- Dataset

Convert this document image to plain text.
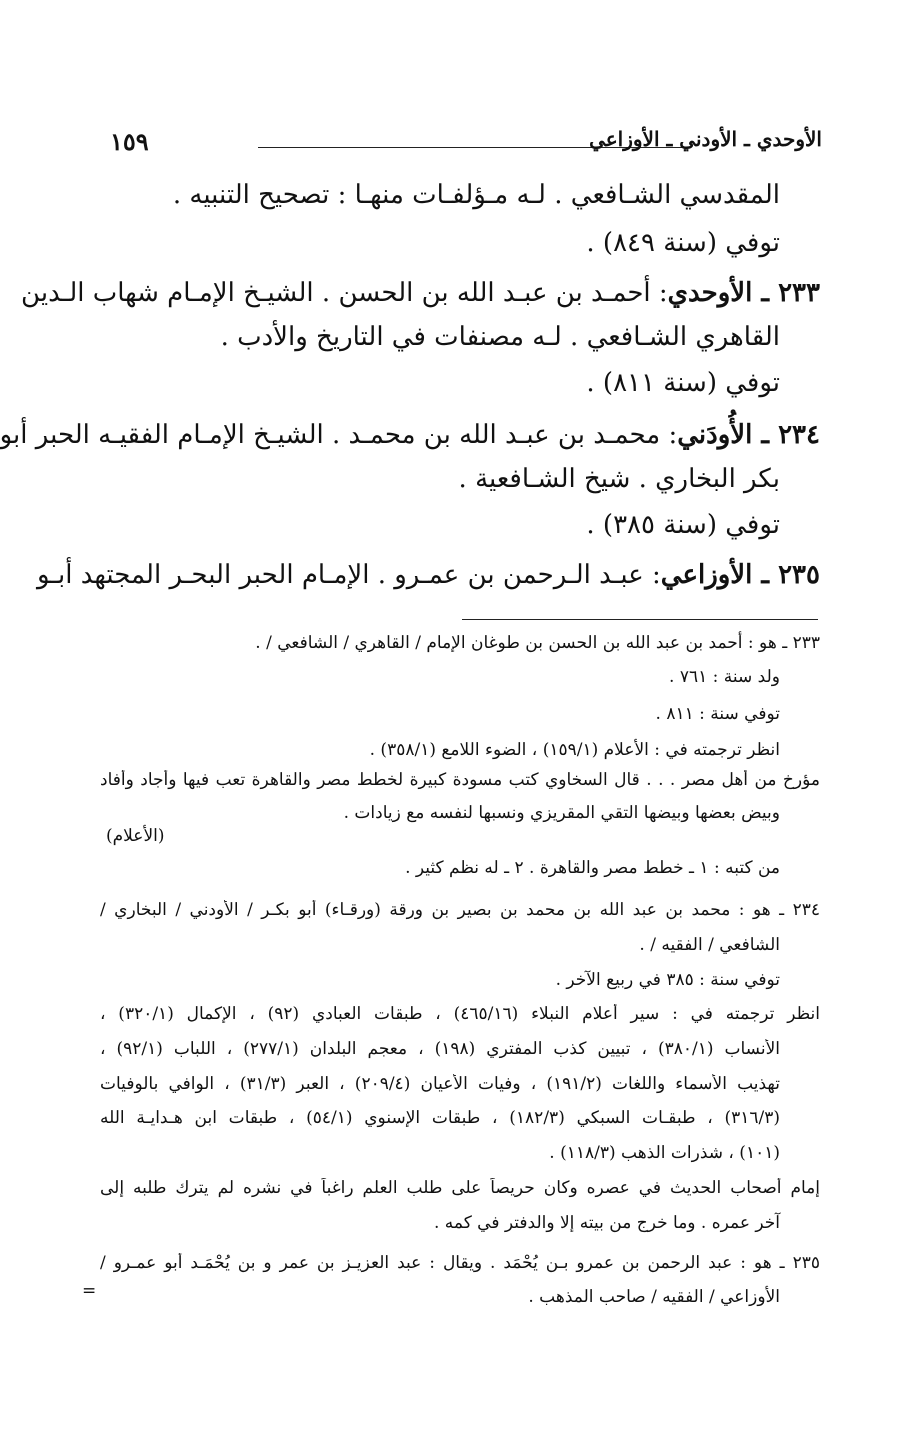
١٥٩	الأوحدي ـ الأودني ـ الأوزاعي
المقدسي الشـافعي . لـه مـؤلفـات منهـا : تصحيح التنبيه .
توفي (سنة ٨٤٩) .
٢٣٣ ـ الأوحدي: أحمـد بن عبـد الله بن الحسن . الشيـخ الإمـام شهاب الـدين
القاهري الشـافعي . لـه مصنفات في التاريخ والأدب .
توفي (سنة ٨١١) .
٢٣٤ ـ الأُودَني: محمـد بن عبـد الله بن محمـد . الشيـخ الإمـام الفقيـه الحبر أبو
بكر البخاري . شيخ الشـافعية .
توفي (سنة ٣٨٥) .
٢٣٥ ـ الأوزاعي: عبـد الـرحمن بن عمـرو . الإمـام الحبر البحـر المجتهد أبـو
٢٣٣ ـ هو : أحمد بن عبد الله بن الحسن بن طوغان الإمام / القاهري / الشافعي / .
ولد سنة : ٧٦١ .
توفي سنة : ٨١١ .
انظر ترجمته في : الأعلام (١٥٩/١) ، الضوء اللامع (٣٥٨/١) .
مؤرخ من أهل مصر . . . قال السخاوي كتب مسودة كبيرة لخطط مصر والقاهرة تعب فيها وأجاد وأفاد
وبيض بعضها وبيضها التقي المقريزي ونسبها لنفسه مع زيادات .
(الأعلام)
من كتبه : ١ ـ خطط مصر والقاهرة . ٢ ـ له نظم كثير .
٢٣٤ ـ هو : محمد بن عبد الله بن محمد بن بصير بن ورقة (ورقـاء) أبو بكـر / الأودني / البخاري /
الشافعي / الفقيه / .
توفي سنة : ٣٨٥ في ربيع الآخر .
انظر ترجمته في : سير أعلام النبلاء (٤٦٥/١٦) ، طبقات العبادي (٩٢) ، الإكمال (٣٢٠/١) ،
الأنساب (٣٨٠/١) ، تبيين كذب المفتري (١٩٨) ، معجم البلدان (٢٧٧/١) ، اللباب (٩٢/١) ،
تهذيب الأسماء واللغات (١٩١/٢) ، وفيات الأعيان (٢٠٩/٤) ، العبر (٣١/٣) ، الوافي بالوفيات
(٣١٦/٣) ، طبقـات السبكي (١٨٢/٣) ، طبقات الإسنوي (٥٤/١) ، طبقات ابن هـدايـة الله
(١٠١) ، شذرات الذهب (١١٨/٣) .
إمام أصحاب الحديث في عصره وكان حريصاً على طلب العلم راغباً في نشره لم يترك طلبه إلى
آخر عمره . وما خرج من بيته إلا والدفتر في كمه .
٢٣٥ ـ هو : عبد الرحمن بن عمرو بـن يُحْمَد . ويقال : عبد العزيـز بن عمر و بن يُحْمَـد أبو عمـرو /
الأوزاعي / الفقيه / صاحب المذهب .
=
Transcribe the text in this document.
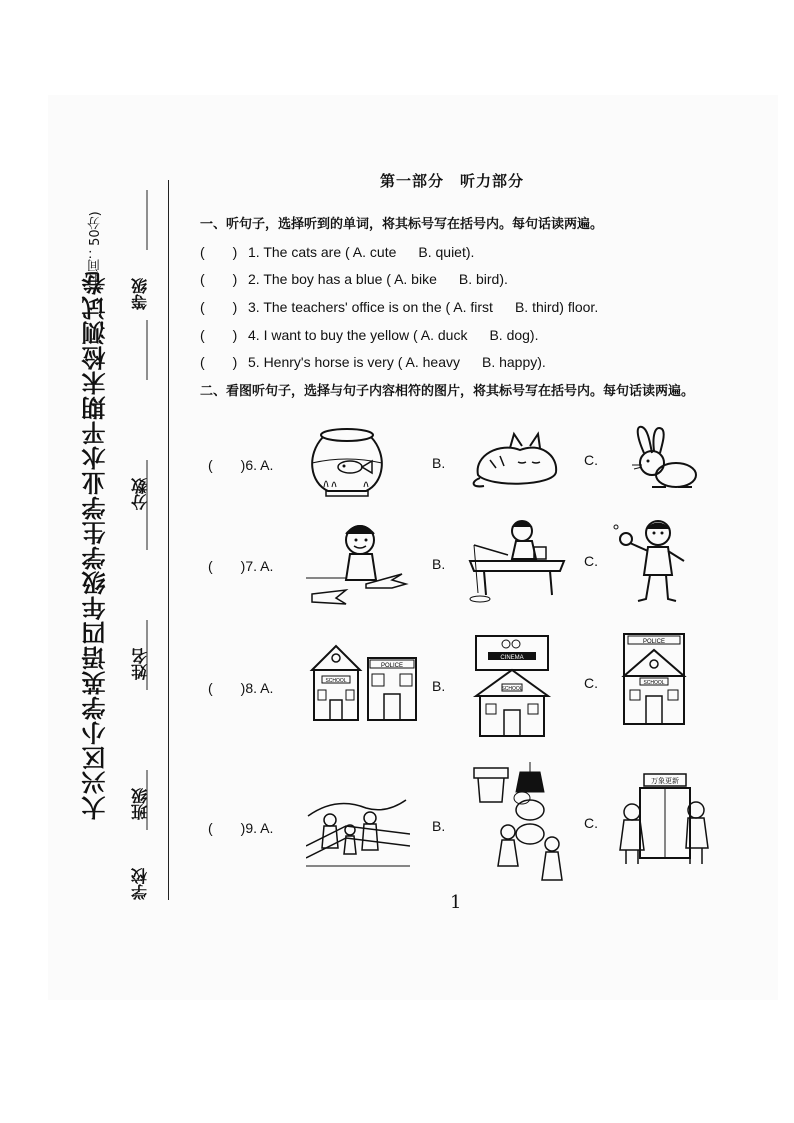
大兴区小学英语四年级学生学业水平期末检测试卷
(时间：50分)
等级
分数
姓名
班级
学校
第一部分　听力部分
一、听句子，选择听到的单词，将其标号写在括号内。每句话读两遍。
(　　) 1. The cats are ( A. cute B. quiet).
(　　) 2. The boy has a blue ( A. bike B. bird).
(　　) 3. The teachers' office is on the ( A. first B. third) floor.
(　　) 4. I want to buy the yellow ( A. duck B. dog).
(　　) 5. Henry's horse is very ( A. heavy B. happy).
二、看图听句子，选择与句子内容相符的图片，将其标号写在括号内。每句话读两遍。
(　　)6. A.	B.	C.
(　　)7. A.	B.	C.
(　　)8. A.	B.	C.
SCHOOL
POLICE
CINEMA
SCHOOL
POLICE
SCHOOL
(　　)9. A.	B.	C.
万象更新
1
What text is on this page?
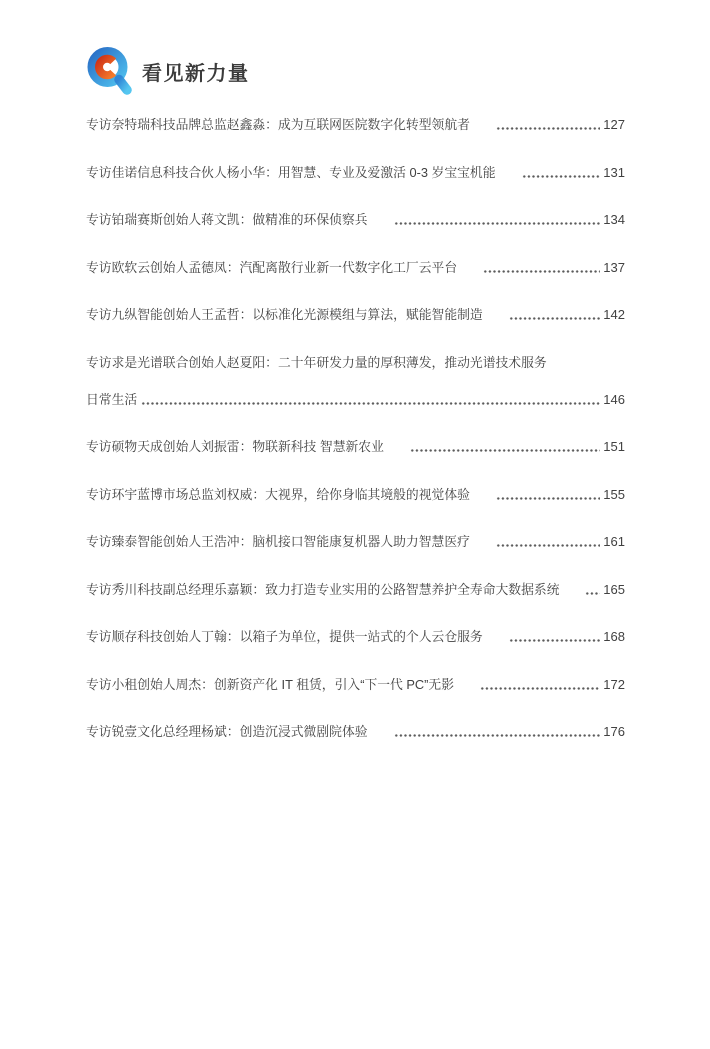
看见新力量
专访奈特瑞科技品牌总监赵鑫淼：成为互联网医院数字化转型领航者	127
专访佳诺信息科技合伙人杨小华：用智慧、专业及爱激活 0-3 岁宝宝机能	131
专访铂瑞赛斯创始人蒋文凯：做精准的环保侦察兵	134
专访欧软云创始人孟德凤：汽配离散行业新一代数字化工厂云平台	137
专访九纵智能创始人王孟哲：以标准化光源模组与算法，赋能智能制造	142
专访求是光谱联合创始人赵夏阳：二十年研发力量的厚积薄发，推动光谱技术服务
日常生活	146
专访硕物天成创始人刘振雷：物联新科技 智慧新农业	151
专访环宇蓝博市场总监刘权威：大视界，给你身临其境般的视觉体验	155
专访臻泰智能创始人王浩冲：脑机接口智能康复机器人助力智慧医疗	161
专访秀川科技副总经理乐嘉颖：致力打造专业实用的公路智慧养护全寿命大数据系统	165
专访顺存科技创始人丁翰：以箱子为单位，提供一站式的个人云仓服务	168
专访小租创始人周杰：创新资产化 IT 租赁，引入“下一代 PC”无影	172
专访锐壹文化总经理杨斌：创造沉浸式微剧院体验	176
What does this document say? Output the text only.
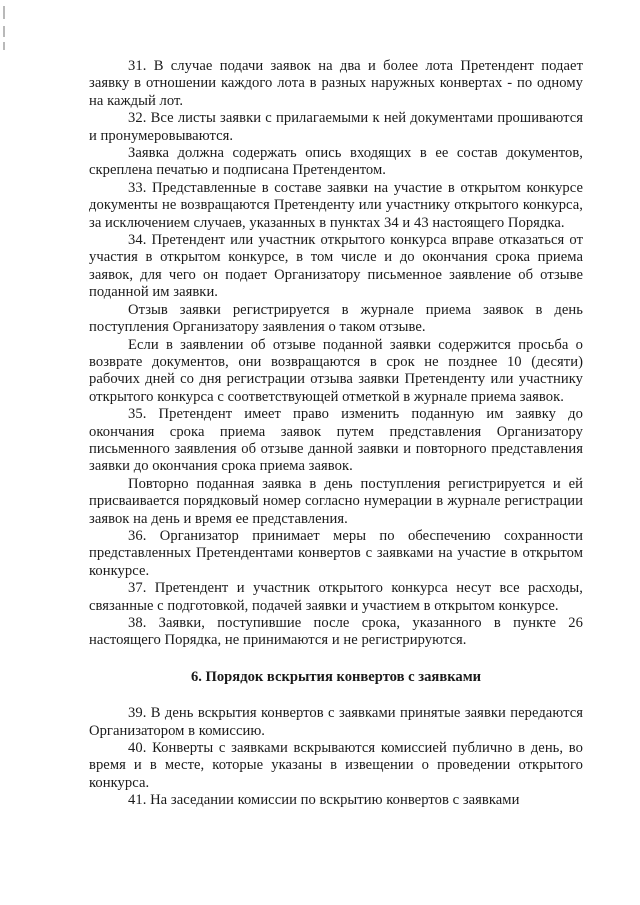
31. В случае подачи заявок на два и более лота Претендент подает заявку в отношении каждого лота в разных наружных конвертах - по одному на каждый лот.

32. Все листы заявки с прилагаемыми к ней документами прошиваются и пронумеровываются.

Заявка должна содержать опись входящих в ее состав документов, скреплена печатью и подписана Претендентом.

33. Представленные в составе заявки на участие в открытом конкурсе документы не возвращаются Претенденту или участнику открытого конкурса, за исключением случаев, указанных в пунктах 34 и 43 настоящего Порядка.

34. Претендент или участник открытого конкурса вправе отказаться от участия в открытом конкурсе, в том числе и до окончания срока приема заявок, для чего он подает Организатору письменное заявление об отзыве поданной им заявки.

Отзыв заявки регистрируется в журнале приема заявок в день поступления Организатору заявления о таком отзыве.

Если в заявлении об отзыве поданной заявки содержится просьба о возврате документов, они возвращаются в срок не позднее 10 (десяти) рабочих дней со дня регистрации отзыва заявки Претенденту или участнику открытого конкурса с соответствующей отметкой в журнале приема заявок.

35. Претендент имеет право изменить поданную им заявку до окончания срока приема заявок путем представления Организатору письменного заявления об отзыве данной заявки и повторного представления заявки до окончания срока приема заявок.

Повторно поданная заявка в день поступления регистрируется и ей присваивается порядковый номер согласно нумерации в журнале регистрации заявок на день и время ее представления.

36. Организатор принимает меры по обеспечению сохранности представленных Претендентами конвертов с заявками на участие в открытом конкурсе.

37. Претендент и участник открытого конкурса несут все расходы, связанные с подготовкой, подачей заявки и участием в открытом конкурсе.

38. Заявки, поступившие после срока, указанного в пункте 26 настоящего Порядка, не принимаются и не регистрируются.

6. Порядок вскрытия конвертов с заявками

39. В день вскрытия конвертов с заявками принятые заявки передаются Организатором в комиссию.

40. Конверты с заявками вскрываются комиссией публично в день, во время и в месте, которые указаны в извещении о проведении открытого конкурса.

41. На заседании комиссии по вскрытию конвертов с заявками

- Written task
In the material above, find the lines that contain "this" and show them.

- Expected answer
Convert this document image to plain text.
Transcribe the text in this document.
What text is on this page?
What does this document say? Output the text only.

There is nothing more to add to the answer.